* OBJECTIVE:
Transcribe the listing verbatim. Do not carry over any pictures.

(Records about charts and figures)
— begin —

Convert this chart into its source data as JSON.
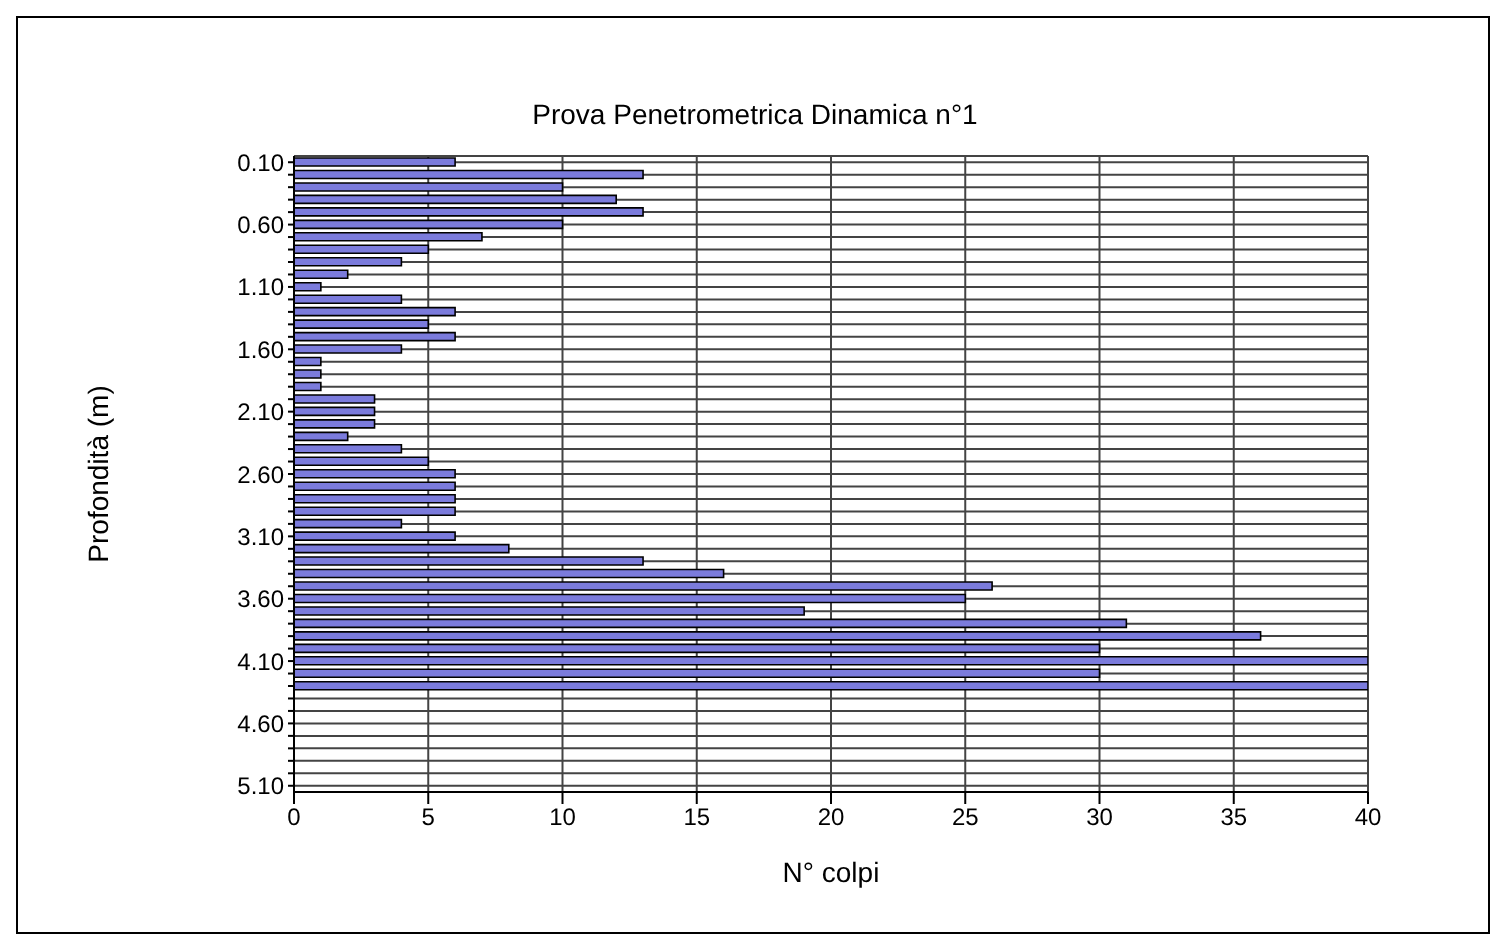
{
  "chart_data": {
    "type": "bar",
    "orientation": "horizontal",
    "title": "Prova Penetrometrica Dinamica n°1",
    "xlabel": "N° colpi",
    "ylabel": "Profondità (m)",
    "categories": [
      "0.10",
      null,
      null,
      null,
      null,
      "0.60",
      null,
      null,
      null,
      null,
      "1.10",
      null,
      null,
      null,
      null,
      "1.60",
      null,
      null,
      null,
      null,
      "2.10",
      null,
      null,
      null,
      null,
      "2.60",
      null,
      null,
      null,
      null,
      "3.10",
      null,
      null,
      null,
      null,
      "3.60",
      null,
      null,
      null,
      null,
      "4.10",
      null,
      null,
      null,
      null,
      "4.60",
      null,
      null,
      null,
      null,
      "5.10"
    ],
    "values": [
      6,
      13,
      10,
      12,
      13,
      10,
      7,
      5,
      4,
      2,
      1,
      4,
      6,
      5,
      6,
      4,
      1,
      1,
      1,
      3,
      3,
      3,
      2,
      4,
      5,
      6,
      6,
      6,
      6,
      4,
      6,
      8,
      13,
      16,
      26,
      25,
      19,
      31,
      36,
      30,
      40,
      30,
      40,
      0,
      0,
      0,
      0,
      0,
      0,
      0,
      0
    ],
    "color": "#7b7bdc",
    "xlim": [
      0,
      40
    ],
    "xticks": [
      0,
      5,
      10,
      15,
      20,
      25,
      30,
      35,
      40
    ],
    "grid": true
  }
}
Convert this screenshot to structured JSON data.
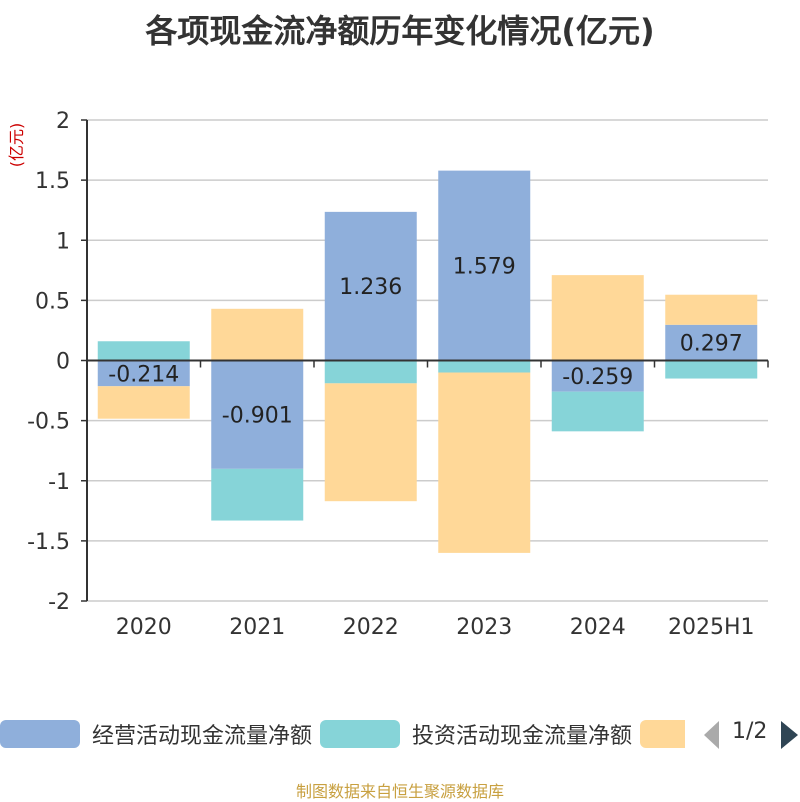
{
  "title": "各项现金流净额历年变化情况(亿元)",
  "source": "制图数据来自恒生聚源数据库",
  "legend": {
    "items": [
      {
        "label": "经营活动现金流量净额",
        "color": "#8fafdb"
      },
      {
        "label": "投资活动现金流量净额",
        "color": "#86d4d8"
      },
      {
        "label": "",
        "color": "#ffd898"
      }
    ],
    "page": "1/2"
  },
  "chart_data": {
    "type": "bar",
    "stacked": true,
    "categories": [
      "2020",
      "2021",
      "2022",
      "2023",
      "2024",
      "2025H1"
    ],
    "ylabel": "(亿元)",
    "ylim": [
      -2,
      2
    ],
    "yticks": [
      2,
      1.5,
      1,
      0.5,
      0,
      -0.5,
      -1,
      -1.5,
      -2
    ],
    "grid": true,
    "legend_position": "bottom",
    "series": [
      {
        "name": "经营活动现金流量净额",
        "color": "#8fafdb",
        "values": [
          -0.214,
          -0.901,
          1.236,
          1.579,
          -0.259,
          0.297
        ],
        "labels": [
          "-0.214",
          "-0.901",
          "1.236",
          "1.579",
          "-0.259",
          "0.297"
        ]
      },
      {
        "name": "投资活动现金流量净额",
        "color": "#86d4d8",
        "values": [
          0.16,
          -0.43,
          -0.19,
          -0.1,
          -0.33,
          -0.15
        ]
      },
      {
        "name": "",
        "color": "#ffd898",
        "values": [
          -0.27,
          0.43,
          -0.98,
          -1.5,
          0.71,
          0.25
        ]
      }
    ]
  }
}
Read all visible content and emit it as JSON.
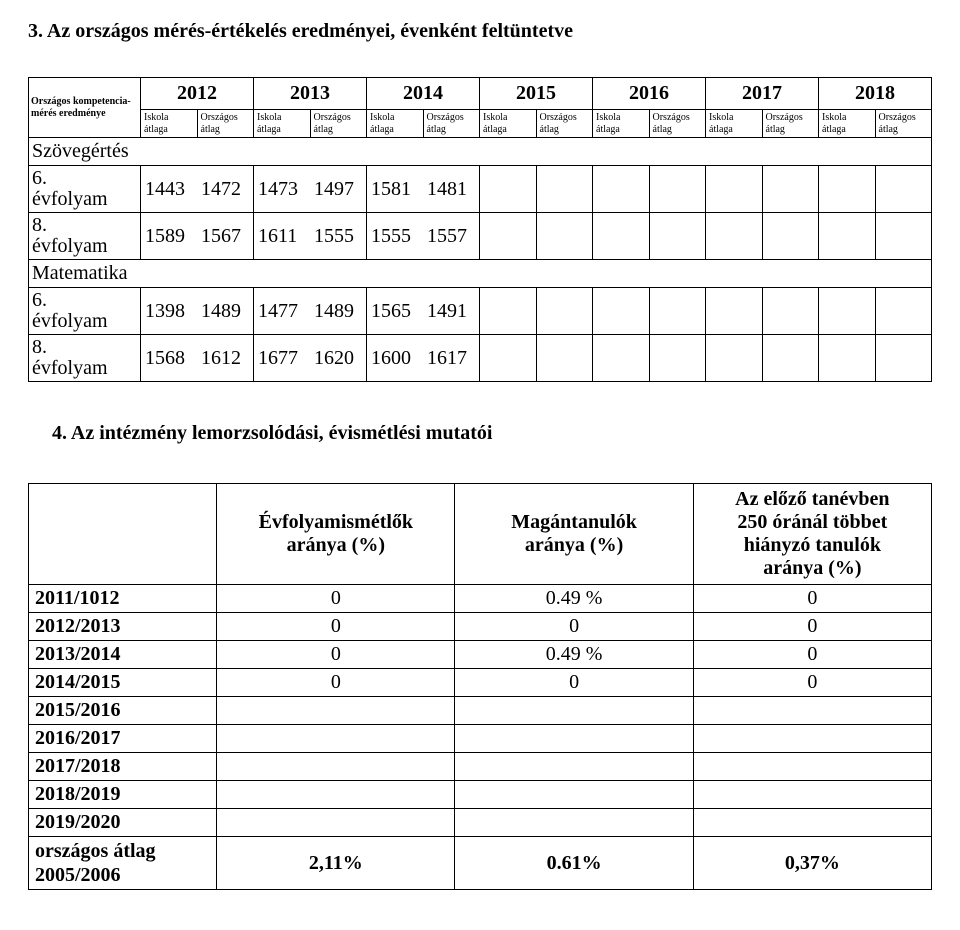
{
  "section3": {
    "title": "3. Az országos mérés-értékelés eredményei, évenként feltüntetve",
    "table": {
      "first_header": "Országos kompetencia-mérés eredménye",
      "sub_headers_pair": [
        "Iskola átlaga",
        "Országos átlag"
      ],
      "years": [
        "2012",
        "2013",
        "2014",
        "2015",
        "2016",
        "2017",
        "2018"
      ],
      "subjects": [
        {
          "name": "Szövegértés",
          "rows": [
            {
              "grade_top": "6.",
              "grade_bottom": "évfolyam",
              "values": [
                "1443",
                "1472",
                "1473",
                "1497",
                "1581",
                "1481",
                "",
                "",
                "",
                "",
                "",
                "",
                "",
                ""
              ]
            },
            {
              "grade_top": "8.",
              "grade_bottom": "évfolyam",
              "values": [
                "1589",
                "1567",
                "1611",
                "1555",
                "1555",
                "1557",
                "",
                "",
                "",
                "",
                "",
                "",
                "",
                ""
              ]
            }
          ]
        },
        {
          "name": "Matematika",
          "rows": [
            {
              "grade_top": "6.",
              "grade_bottom": "évfolyam",
              "values": [
                "1398",
                "1489",
                "1477",
                "1489",
                "1565",
                "1491",
                "",
                "",
                "",
                "",
                "",
                "",
                "",
                ""
              ]
            },
            {
              "grade_top": "8.",
              "grade_bottom": "évfolyam",
              "values": [
                "1568",
                "1612",
                "1677",
                "1620",
                "1600",
                "1617",
                "",
                "",
                "",
                "",
                "",
                "",
                "",
                ""
              ]
            }
          ]
        }
      ]
    }
  },
  "section4": {
    "title": "4. Az intézmény lemorzsolódási, évismétlési mutatói",
    "columns": [
      "Évfolyamismétlők aránya (%)",
      "Magántanulók aránya (%)",
      "Az előző tanévben 250 óránál többet hiányzó tanulók aránya (%)"
    ],
    "rows": [
      {
        "label": "2011/1012",
        "vals": [
          "0",
          "0.49 %",
          "0"
        ]
      },
      {
        "label": "2012/2013",
        "vals": [
          "0",
          "0",
          "0"
        ]
      },
      {
        "label": "2013/2014",
        "vals": [
          "0",
          "0.49 %",
          "0"
        ]
      },
      {
        "label": "2014/2015",
        "vals": [
          "0",
          "0",
          "0"
        ]
      },
      {
        "label": "2015/2016",
        "vals": [
          "",
          "",
          ""
        ]
      },
      {
        "label": "2016/2017",
        "vals": [
          "",
          "",
          ""
        ]
      },
      {
        "label": "2017/2018",
        "vals": [
          "",
          "",
          ""
        ]
      },
      {
        "label": "2018/2019",
        "vals": [
          "",
          "",
          ""
        ]
      },
      {
        "label": "2019/2020",
        "vals": [
          "",
          "",
          ""
        ]
      }
    ],
    "footer": {
      "label_top": "országos átlag",
      "label_bottom": "2005/2006",
      "vals": [
        "2,11%",
        "0.61%",
        "0,37%"
      ]
    }
  }
}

— end —

* CORRECT RESULT:
Convert this chart into its source data as JSON.
{
  "chart_data": {
    "type": "bar",
    "orientation": "horizontal",
    "title": "Prova Penetrometrica Dinamica n°1",
    "xlabel": "N° colpi",
    "ylabel": "Profondità (m)",
    "categories": [
      "0.10",
      null,
      null,
      null,
      null,
      "0.60",
      null,
      null,
      null,
      null,
      "1.10",
      null,
      null,
      null,
      null,
      "1.60",
      null,
      null,
      null,
      null,
      "2.10",
      null,
      null,
      null,
      null,
      "2.60",
      null,
      null,
      null,
      null,
      "3.10",
      null,
      null,
      null,
      null,
      "3.60",
      null,
      null,
      null,
      null,
      "4.10",
      null,
      null,
      null,
      null,
      "4.60",
      null,
      null,
      null,
      null,
      "5.10"
    ],
    "values": [
      6,
      13,
      10,
      12,
      13,
      10,
      7,
      5,
      4,
      2,
      1,
      4,
      6,
      5,
      6,
      4,
      1,
      1,
      1,
      3,
      3,
      3,
      2,
      4,
      5,
      6,
      6,
      6,
      6,
      4,
      6,
      8,
      13,
      16,
      26,
      25,
      19,
      31,
      36,
      30,
      40,
      30,
      40,
      0,
      0,
      0,
      0,
      0,
      0,
      0,
      0
    ],
    "color": "#7b7bdc",
    "xlim": [
      0,
      40
    ],
    "xticks": [
      0,
      5,
      10,
      15,
      20,
      25,
      30,
      35,
      40
    ],
    "grid": true
  }
}
Convert this screenshot to structured JSON data.
{
  "title": "各项现金流净额历年变化情况(亿元)",
  "source": "制图数据来自恒生聚源数据库",
  "legend": {
    "items": [
      {
        "label": "经营活动现金流量净额",
        "color": "#8fafdb"
      },
      {
        "label": "投资活动现金流量净额",
        "color": "#86d4d8"
      },
      {
        "label": "",
        "color": "#ffd898"
      }
    ],
    "page": "1/2"
  },
  "chart_data": {
    "type": "bar",
    "stacked": true,
    "categories": [
      "2020",
      "2021",
      "2022",
      "2023",
      "2024",
      "2025H1"
    ],
    "ylabel": "(亿元)",
    "ylim": [
      -2,
      2
    ],
    "yticks": [
      2,
      1.5,
      1,
      0.5,
      0,
      -0.5,
      -1,
      -1.5,
      -2
    ],
    "grid": true,
    "legend_position": "bottom",
    "series": [
      {
        "name": "经营活动现金流量净额",
        "color": "#8fafdb",
        "values": [
          -0.214,
          -0.901,
          1.236,
          1.579,
          -0.259,
          0.297
        ],
        "labels": [
          "-0.214",
          "-0.901",
          "1.236",
          "1.579",
          "-0.259",
          "0.297"
        ]
      },
      {
        "name": "投资活动现金流量净额",
        "color": "#86d4d8",
        "values": [
          0.16,
          -0.43,
          -0.19,
          -0.1,
          -0.33,
          -0.15
        ]
      },
      {
        "name": "",
        "color": "#ffd898",
        "values": [
          -0.27,
          0.43,
          -0.98,
          -1.5,
          0.71,
          0.25
        ]
      }
    ]
  }
}
Read all visible content and emit it as JSON.
{
  "section3": {
    "title": "3. Az országos mérés-értékelés eredményei, évenként feltüntetve",
    "table": {
      "first_header": "Országos kompetencia-mérés eredménye",
      "sub_headers_pair": [
        "Iskola átlaga",
        "Országos átlag"
      ],
      "years": [
        "2012",
        "2013",
        "2014",
        "2015",
        "2016",
        "2017",
        "2018"
      ],
      "subjects": [
        {
          "name": "Szövegértés",
          "rows": [
            {
              "grade_top": "6.",
              "grade_bottom": "évfolyam",
              "values": [
                "1443",
                "1472",
                "1473",
                "1497",
                "1581",
                "1481",
                "",
                "",
                "",
                "",
                "",
                "",
                "",
                ""
              ]
            },
            {
              "grade_top": "8.",
              "grade_bottom": "évfolyam",
              "values": [
                "1589",
                "1567",
                "1611",
                "1555",
                "1555",
                "1557",
                "",
                "",
                "",
                "",
                "",
                "",
                "",
                ""
              ]
            }
          ]
        },
        {
          "name": "Matematika",
          "rows": [
            {
              "grade_top": "6.",
              "grade_bottom": "évfolyam",
              "values": [
                "1398",
                "1489",
                "1477",
                "1489",
                "1565",
                "1491",
                "",
                "",
                "",
                "",
                "",
                "",
                "",
                ""
              ]
            },
            {
              "grade_top": "8.",
              "grade_bottom": "évfolyam",
              "values": [
                "1568",
                "1612",
                "1677",
                "1620",
                "1600",
                "1617",
                "",
                "",
                "",
                "",
                "",
                "",
                "",
                ""
              ]
            }
          ]
        }
      ]
    }
  },
  "section4": {
    "title": "4. Az intézmény lemorzsolódási, évismétlési mutatói",
    "columns": [
      "Évfolyamismétlők aránya (%)",
      "Magántanulók aránya (%)",
      "Az előző tanévben 250 óránál többet hiányzó tanulók aránya (%)"
    ],
    "rows": [
      {
        "label": "2011/1012",
        "vals": [
          "0",
          "0.49 %",
          "0"
        ]
      },
      {
        "label": "2012/2013",
        "vals": [
          "0",
          "0",
          "0"
        ]
      },
      {
        "label": "2013/2014",
        "vals": [
          "0",
          "0.49 %",
          "0"
        ]
      },
      {
        "label": "2014/2015",
        "vals": [
          "0",
          "0",
          "0"
        ]
      },
      {
        "label": "2015/2016",
        "vals": [
          "",
          "",
          ""
        ]
      },
      {
        "label": "2016/2017",
        "vals": [
          "",
          "",
          ""
        ]
      },
      {
        "label": "2017/2018",
        "vals": [
          "",
          "",
          ""
        ]
      },
      {
        "label": "2018/2019",
        "vals": [
          "",
          "",
          ""
        ]
      },
      {
        "label": "2019/2020",
        "vals": [
          "",
          "",
          ""
        ]
      }
    ],
    "footer": {
      "label_top": "országos átlag",
      "label_bottom": "2005/2006",
      "vals": [
        "2,11%",
        "0.61%",
        "0,37%"
      ]
    }
  }
}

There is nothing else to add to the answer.